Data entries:
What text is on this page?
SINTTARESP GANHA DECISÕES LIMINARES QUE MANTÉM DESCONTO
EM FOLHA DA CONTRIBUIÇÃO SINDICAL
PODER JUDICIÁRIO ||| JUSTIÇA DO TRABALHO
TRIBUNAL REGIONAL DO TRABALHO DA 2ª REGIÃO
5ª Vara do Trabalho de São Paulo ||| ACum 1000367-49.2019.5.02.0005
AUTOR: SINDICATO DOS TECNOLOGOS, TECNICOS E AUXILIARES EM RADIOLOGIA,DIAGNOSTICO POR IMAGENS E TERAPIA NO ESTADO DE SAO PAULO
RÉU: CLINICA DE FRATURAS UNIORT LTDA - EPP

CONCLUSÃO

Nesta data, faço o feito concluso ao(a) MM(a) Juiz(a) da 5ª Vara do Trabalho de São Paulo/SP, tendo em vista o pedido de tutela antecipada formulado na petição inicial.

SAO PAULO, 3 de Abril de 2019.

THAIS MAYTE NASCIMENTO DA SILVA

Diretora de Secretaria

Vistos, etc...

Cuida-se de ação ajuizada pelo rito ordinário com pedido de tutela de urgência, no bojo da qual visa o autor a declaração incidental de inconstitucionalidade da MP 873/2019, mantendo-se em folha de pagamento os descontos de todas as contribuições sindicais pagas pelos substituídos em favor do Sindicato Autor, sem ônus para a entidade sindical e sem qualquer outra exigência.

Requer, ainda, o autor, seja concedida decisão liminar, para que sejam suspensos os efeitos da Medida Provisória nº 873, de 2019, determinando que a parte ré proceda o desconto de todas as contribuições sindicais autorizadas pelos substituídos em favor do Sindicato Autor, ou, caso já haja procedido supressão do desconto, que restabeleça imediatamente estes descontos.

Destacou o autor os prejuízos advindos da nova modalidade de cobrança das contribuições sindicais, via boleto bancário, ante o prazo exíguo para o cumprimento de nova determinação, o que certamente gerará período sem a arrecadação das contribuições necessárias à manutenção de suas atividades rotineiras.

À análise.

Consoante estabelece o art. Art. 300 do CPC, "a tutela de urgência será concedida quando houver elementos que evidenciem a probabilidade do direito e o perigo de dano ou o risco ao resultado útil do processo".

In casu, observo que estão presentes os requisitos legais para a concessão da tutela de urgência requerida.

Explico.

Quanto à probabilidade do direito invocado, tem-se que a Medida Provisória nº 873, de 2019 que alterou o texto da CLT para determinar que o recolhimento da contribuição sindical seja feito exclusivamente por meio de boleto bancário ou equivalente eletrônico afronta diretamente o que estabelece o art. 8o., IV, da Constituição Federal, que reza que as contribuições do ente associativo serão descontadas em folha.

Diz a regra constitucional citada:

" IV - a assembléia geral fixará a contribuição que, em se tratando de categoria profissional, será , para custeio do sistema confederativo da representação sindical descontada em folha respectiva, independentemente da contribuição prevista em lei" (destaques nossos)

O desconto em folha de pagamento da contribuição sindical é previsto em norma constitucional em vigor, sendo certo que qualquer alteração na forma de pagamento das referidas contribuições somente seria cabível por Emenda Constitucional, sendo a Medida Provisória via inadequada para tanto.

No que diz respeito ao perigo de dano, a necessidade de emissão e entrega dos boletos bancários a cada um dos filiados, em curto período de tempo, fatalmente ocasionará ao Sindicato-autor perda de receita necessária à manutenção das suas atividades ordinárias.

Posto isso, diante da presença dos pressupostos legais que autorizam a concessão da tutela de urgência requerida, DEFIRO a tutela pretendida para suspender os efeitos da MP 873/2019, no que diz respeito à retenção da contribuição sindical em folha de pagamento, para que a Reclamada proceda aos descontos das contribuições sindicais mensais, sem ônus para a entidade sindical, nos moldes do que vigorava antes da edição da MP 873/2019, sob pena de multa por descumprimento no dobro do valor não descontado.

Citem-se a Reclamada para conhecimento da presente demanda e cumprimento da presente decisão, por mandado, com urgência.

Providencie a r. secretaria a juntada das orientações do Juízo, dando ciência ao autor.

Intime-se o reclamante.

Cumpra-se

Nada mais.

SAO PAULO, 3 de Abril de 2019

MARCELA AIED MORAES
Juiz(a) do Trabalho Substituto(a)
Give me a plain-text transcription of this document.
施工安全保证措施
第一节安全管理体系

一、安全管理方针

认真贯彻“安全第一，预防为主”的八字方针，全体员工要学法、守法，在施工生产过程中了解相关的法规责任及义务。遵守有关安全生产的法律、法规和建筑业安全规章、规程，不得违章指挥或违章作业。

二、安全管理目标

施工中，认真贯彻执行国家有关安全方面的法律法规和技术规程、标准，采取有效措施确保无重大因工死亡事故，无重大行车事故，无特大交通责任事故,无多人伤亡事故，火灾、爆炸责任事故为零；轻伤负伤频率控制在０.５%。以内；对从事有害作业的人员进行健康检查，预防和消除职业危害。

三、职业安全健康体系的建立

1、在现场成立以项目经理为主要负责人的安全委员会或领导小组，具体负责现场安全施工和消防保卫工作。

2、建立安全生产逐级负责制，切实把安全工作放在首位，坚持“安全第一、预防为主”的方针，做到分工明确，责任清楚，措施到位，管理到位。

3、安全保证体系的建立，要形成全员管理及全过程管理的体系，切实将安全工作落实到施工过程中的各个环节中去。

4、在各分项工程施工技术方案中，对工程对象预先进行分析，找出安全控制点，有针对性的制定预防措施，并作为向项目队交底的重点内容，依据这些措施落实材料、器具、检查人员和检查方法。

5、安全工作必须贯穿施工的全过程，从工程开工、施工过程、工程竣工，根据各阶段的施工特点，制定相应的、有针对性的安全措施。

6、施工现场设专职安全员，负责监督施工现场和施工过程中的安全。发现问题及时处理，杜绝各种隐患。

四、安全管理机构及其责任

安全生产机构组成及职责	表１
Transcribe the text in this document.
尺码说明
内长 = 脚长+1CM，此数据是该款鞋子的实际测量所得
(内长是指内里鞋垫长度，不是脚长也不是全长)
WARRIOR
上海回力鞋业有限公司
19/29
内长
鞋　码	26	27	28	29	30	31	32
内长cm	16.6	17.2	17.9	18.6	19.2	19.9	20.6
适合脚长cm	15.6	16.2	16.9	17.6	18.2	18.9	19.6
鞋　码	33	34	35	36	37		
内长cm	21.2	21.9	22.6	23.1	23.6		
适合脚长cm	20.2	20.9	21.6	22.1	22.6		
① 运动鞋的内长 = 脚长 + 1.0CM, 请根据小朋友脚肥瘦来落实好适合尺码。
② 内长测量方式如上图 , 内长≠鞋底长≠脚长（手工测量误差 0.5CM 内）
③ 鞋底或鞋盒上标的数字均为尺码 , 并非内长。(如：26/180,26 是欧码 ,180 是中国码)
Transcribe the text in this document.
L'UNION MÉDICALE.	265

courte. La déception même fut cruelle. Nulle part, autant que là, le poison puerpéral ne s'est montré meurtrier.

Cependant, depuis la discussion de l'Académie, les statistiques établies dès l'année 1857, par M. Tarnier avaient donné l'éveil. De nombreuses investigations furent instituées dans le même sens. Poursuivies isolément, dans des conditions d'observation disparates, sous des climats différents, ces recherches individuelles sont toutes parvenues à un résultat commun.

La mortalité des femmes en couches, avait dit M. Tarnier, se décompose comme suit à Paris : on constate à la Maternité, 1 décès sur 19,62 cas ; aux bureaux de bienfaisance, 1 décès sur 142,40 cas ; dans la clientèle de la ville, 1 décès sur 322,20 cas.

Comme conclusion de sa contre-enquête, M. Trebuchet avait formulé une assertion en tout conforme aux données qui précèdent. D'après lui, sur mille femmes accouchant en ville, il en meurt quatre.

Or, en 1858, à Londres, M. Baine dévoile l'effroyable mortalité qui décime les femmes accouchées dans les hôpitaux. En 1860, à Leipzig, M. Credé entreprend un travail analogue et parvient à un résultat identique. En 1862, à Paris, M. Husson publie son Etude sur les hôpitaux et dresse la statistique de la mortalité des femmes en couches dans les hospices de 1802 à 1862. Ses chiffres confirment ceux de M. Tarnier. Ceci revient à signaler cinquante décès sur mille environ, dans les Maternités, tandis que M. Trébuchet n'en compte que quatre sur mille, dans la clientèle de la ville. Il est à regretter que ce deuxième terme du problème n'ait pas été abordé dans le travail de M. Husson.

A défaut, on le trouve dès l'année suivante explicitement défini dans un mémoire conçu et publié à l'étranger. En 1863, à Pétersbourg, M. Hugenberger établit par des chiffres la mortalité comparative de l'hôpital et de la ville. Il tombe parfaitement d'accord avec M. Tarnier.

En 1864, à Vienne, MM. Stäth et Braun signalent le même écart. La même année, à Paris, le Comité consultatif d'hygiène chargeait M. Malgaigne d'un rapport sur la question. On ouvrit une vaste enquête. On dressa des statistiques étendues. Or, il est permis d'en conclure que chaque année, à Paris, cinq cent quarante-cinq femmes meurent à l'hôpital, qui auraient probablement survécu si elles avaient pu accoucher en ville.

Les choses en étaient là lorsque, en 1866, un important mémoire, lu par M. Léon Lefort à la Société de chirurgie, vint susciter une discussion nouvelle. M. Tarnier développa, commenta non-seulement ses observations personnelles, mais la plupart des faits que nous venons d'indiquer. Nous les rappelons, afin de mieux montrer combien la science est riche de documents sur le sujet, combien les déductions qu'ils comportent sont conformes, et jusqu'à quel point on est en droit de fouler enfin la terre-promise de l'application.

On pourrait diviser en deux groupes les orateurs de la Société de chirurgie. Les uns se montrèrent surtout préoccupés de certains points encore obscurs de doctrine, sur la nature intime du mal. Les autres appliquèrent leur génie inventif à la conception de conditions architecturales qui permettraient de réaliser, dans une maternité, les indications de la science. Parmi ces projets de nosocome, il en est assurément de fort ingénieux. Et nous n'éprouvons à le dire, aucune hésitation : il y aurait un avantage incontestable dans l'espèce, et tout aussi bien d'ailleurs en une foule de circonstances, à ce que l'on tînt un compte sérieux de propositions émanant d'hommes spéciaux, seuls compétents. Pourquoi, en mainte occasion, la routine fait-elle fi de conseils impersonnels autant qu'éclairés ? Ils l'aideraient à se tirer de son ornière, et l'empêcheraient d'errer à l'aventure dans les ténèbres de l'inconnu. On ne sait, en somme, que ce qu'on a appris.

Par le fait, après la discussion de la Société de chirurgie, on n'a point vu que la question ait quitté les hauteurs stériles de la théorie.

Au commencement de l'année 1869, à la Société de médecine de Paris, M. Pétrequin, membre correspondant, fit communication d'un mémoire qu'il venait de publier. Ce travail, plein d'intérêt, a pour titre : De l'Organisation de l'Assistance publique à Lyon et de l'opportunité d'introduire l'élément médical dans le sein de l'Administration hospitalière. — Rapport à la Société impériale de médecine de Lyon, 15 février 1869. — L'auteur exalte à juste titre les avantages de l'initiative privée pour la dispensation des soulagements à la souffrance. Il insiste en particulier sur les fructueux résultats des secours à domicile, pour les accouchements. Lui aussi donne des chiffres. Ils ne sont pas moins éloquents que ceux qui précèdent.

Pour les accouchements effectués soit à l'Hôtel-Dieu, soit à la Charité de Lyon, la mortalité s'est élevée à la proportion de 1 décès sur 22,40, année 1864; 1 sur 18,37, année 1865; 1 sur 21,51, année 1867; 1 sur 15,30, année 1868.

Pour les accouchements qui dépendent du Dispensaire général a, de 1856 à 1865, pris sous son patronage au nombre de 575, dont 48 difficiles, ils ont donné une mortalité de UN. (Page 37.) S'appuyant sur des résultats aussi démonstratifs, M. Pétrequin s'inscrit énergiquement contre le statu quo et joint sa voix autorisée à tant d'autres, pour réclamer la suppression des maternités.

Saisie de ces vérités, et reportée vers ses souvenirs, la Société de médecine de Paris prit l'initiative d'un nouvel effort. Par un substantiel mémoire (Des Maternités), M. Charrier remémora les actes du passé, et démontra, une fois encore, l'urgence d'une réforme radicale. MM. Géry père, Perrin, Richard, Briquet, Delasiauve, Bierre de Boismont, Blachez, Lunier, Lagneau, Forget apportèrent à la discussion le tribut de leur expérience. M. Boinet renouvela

To be done: Find the lines containing "安全第一" and list every one of them.

Final answer:
认真贯彻“安全第一，预防为主”的八字方针，全体员工要学法、守法，在施工生产过程中了解相关的法规责任及义务。遵守有关安全生产的法律、法规和建筑业安全规章、规程，不得违章指挥或违章作业。
2、建立安全生产逐级负责制，切实把安全工作放在首位，坚持“安全第一、预防为主”的方针，做到分工明确，责任清楚，措施到位，管理到位。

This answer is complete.